**DIRECTION:** Pull out all lines from the listing below in which the word "avatar" appears.

**Chart and figure data:**
☆ ☆ ☆ ☆ ☆ ☆ ☆
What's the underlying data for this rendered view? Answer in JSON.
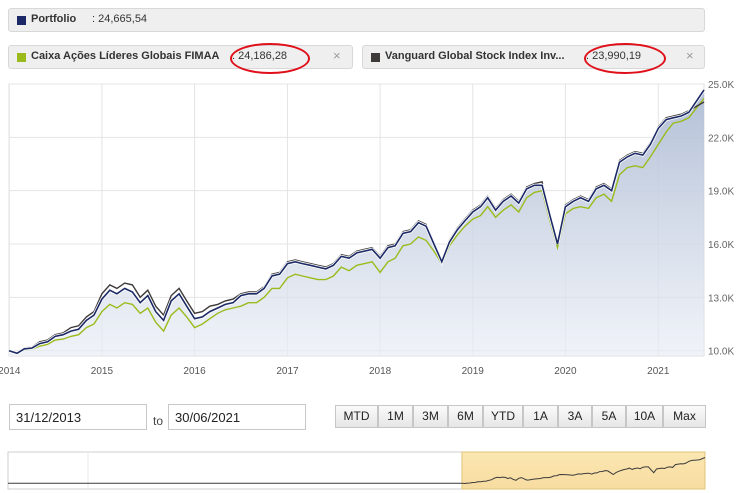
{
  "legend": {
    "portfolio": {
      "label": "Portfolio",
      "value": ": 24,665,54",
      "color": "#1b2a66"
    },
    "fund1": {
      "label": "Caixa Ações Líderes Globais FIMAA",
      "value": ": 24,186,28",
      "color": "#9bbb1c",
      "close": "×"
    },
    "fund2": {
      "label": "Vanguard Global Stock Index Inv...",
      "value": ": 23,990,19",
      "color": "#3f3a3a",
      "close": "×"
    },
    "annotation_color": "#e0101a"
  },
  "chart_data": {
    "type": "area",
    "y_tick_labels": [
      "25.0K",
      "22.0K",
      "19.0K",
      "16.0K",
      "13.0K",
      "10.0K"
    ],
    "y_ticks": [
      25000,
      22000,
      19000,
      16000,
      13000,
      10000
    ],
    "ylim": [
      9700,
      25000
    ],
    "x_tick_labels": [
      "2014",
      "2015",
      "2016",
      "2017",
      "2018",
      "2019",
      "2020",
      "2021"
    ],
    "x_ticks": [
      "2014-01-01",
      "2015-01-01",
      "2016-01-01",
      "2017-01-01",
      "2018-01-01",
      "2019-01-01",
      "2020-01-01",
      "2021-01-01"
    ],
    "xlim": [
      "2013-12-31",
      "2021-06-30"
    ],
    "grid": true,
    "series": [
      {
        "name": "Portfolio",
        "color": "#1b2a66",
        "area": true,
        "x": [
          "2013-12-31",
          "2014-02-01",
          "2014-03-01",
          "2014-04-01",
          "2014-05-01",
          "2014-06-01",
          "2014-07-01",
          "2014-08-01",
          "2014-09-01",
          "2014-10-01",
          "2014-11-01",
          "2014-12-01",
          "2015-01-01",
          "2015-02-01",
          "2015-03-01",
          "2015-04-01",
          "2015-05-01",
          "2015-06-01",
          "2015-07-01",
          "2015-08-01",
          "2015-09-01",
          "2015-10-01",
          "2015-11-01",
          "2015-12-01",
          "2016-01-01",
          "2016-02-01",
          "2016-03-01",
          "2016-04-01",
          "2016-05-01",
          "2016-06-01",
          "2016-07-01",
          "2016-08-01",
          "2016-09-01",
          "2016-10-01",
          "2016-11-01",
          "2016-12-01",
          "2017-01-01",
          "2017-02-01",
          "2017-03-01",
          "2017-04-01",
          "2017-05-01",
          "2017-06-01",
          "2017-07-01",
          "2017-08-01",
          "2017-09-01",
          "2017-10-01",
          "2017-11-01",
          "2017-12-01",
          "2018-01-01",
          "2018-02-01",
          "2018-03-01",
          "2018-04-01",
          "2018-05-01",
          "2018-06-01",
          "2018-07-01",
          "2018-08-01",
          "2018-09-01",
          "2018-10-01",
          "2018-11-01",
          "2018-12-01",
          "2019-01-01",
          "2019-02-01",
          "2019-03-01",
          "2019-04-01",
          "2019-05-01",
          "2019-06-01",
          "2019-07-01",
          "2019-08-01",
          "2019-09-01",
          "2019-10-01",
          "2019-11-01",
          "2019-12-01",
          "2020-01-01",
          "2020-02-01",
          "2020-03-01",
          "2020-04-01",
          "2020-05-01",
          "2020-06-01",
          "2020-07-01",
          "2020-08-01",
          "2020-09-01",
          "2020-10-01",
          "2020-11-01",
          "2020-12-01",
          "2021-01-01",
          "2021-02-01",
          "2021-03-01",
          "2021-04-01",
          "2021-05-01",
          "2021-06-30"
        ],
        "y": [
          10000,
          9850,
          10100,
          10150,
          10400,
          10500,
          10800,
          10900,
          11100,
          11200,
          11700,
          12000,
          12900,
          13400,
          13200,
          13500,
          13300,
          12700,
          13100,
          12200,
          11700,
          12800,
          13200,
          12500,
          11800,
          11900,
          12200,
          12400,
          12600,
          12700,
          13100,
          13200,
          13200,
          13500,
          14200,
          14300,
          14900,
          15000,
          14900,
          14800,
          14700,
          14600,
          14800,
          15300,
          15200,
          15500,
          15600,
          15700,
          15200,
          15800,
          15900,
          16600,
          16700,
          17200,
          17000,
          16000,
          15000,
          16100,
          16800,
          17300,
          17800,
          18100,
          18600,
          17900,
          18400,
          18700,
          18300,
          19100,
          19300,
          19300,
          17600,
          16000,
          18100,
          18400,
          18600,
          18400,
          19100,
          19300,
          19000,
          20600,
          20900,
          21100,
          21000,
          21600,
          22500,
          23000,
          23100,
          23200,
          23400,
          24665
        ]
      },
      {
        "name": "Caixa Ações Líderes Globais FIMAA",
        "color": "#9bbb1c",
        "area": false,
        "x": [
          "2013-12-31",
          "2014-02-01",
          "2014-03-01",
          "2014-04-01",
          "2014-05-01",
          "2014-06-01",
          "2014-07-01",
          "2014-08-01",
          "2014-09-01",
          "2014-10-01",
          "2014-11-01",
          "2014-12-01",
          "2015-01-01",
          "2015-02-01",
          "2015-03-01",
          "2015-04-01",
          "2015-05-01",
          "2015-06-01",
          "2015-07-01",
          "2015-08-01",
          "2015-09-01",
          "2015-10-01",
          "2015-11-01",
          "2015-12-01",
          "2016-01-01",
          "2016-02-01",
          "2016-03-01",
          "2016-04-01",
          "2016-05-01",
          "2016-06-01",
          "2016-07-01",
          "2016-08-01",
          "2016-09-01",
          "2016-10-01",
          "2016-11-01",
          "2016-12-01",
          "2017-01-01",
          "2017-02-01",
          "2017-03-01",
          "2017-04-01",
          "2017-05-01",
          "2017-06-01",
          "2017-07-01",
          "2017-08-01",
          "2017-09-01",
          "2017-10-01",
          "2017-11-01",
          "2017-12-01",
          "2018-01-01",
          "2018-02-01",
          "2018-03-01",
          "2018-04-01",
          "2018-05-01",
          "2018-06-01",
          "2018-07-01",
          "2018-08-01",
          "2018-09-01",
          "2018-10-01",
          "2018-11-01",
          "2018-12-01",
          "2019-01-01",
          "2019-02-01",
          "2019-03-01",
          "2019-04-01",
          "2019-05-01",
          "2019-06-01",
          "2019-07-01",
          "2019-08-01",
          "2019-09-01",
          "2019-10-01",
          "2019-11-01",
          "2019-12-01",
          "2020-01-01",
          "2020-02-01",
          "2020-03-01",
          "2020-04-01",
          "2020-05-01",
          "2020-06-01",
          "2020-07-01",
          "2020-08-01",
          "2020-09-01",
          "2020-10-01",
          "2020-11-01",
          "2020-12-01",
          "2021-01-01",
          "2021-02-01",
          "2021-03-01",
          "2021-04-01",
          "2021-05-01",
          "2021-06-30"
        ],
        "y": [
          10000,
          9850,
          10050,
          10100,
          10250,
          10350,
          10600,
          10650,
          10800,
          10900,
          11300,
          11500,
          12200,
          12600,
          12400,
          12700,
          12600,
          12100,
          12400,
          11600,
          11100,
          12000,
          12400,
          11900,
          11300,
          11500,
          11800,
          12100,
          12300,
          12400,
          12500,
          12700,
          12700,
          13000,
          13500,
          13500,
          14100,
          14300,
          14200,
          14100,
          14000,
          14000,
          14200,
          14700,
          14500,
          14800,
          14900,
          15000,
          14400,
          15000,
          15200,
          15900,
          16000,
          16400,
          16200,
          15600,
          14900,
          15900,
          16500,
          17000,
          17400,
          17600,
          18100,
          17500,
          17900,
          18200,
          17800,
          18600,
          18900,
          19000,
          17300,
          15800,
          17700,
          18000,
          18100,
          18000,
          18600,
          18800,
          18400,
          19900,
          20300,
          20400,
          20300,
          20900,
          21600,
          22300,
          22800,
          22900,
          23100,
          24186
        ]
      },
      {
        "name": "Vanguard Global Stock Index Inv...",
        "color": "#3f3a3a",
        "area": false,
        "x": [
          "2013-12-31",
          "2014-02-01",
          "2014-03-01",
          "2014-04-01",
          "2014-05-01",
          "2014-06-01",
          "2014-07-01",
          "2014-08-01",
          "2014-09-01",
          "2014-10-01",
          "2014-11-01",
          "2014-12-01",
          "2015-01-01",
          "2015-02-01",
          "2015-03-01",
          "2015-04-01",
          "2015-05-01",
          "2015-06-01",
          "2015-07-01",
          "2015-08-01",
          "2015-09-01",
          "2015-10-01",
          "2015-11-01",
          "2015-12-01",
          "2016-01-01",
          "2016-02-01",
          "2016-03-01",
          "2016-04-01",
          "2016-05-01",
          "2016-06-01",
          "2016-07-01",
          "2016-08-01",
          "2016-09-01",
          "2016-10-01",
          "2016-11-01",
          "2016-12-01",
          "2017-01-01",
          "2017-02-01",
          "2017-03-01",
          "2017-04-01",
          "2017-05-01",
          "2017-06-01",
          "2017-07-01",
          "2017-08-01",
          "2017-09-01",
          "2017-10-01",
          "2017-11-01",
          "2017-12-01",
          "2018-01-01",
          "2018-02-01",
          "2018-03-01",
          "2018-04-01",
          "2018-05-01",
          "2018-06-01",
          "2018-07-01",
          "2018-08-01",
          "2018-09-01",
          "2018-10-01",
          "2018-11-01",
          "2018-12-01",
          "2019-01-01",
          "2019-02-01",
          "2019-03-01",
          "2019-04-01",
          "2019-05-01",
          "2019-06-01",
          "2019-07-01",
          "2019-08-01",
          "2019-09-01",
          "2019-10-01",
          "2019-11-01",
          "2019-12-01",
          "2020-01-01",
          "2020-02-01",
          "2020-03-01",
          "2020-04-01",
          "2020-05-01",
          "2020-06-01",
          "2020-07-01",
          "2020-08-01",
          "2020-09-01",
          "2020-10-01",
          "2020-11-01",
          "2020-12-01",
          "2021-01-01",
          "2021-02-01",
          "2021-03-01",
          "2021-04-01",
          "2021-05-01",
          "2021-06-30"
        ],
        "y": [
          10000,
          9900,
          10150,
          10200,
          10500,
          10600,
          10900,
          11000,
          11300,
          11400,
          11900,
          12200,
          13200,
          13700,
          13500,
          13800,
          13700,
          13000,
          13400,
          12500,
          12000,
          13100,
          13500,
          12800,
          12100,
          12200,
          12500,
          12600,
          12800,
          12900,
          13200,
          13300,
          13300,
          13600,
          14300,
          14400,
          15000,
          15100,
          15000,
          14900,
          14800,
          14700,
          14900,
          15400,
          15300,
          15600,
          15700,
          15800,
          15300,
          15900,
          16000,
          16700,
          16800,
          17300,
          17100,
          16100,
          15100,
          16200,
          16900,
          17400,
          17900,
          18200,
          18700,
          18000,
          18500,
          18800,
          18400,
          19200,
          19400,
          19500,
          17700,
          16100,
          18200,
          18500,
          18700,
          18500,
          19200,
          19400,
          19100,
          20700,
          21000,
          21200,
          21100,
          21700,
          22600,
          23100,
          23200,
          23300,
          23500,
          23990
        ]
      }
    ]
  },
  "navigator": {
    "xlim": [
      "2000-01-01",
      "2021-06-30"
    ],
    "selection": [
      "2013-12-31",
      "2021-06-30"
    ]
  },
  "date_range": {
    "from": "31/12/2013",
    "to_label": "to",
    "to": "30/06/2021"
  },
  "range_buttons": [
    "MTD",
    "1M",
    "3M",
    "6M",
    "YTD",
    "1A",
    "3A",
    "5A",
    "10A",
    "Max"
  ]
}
☆ ☆ ☆ ☆ ☆ ☆ ☆
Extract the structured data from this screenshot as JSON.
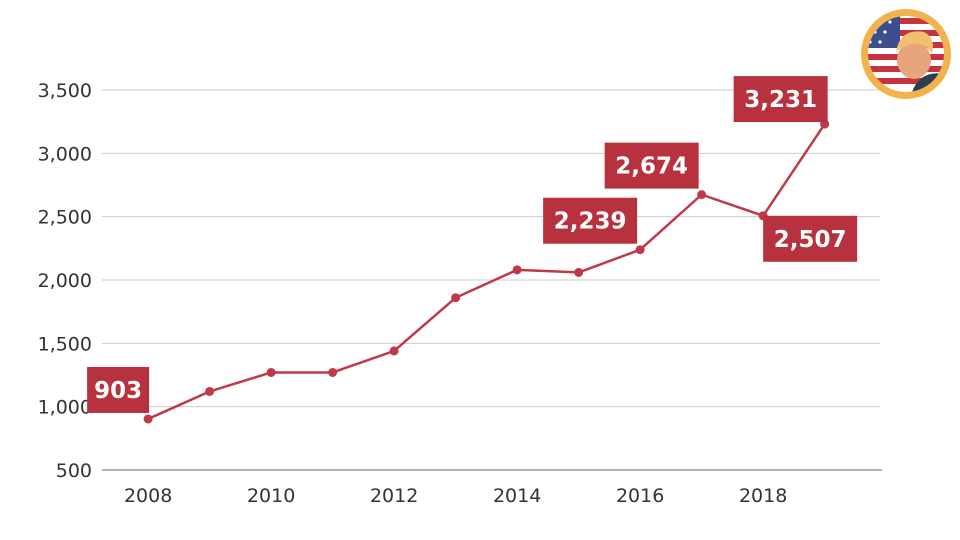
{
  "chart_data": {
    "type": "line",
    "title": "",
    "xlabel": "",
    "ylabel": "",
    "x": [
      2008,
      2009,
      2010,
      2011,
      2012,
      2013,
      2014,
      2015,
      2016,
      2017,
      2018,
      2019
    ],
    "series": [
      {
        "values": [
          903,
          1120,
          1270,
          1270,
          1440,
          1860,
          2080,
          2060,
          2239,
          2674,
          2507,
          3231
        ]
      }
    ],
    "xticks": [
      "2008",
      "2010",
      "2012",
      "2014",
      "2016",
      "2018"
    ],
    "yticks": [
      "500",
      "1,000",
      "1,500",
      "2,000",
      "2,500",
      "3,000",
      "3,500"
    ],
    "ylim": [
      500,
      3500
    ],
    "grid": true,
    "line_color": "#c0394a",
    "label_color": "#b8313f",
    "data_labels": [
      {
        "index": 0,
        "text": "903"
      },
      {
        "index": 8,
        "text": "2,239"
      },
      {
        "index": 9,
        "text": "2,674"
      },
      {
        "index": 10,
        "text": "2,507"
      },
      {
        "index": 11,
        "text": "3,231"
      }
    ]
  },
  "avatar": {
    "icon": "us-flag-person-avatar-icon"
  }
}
☆ ☆ ☆ ☆ ☆ ☆ ☆
**TASK RESPONSE:**
  "avatar": {
    "icon": "us-flag-person-avatar-icon"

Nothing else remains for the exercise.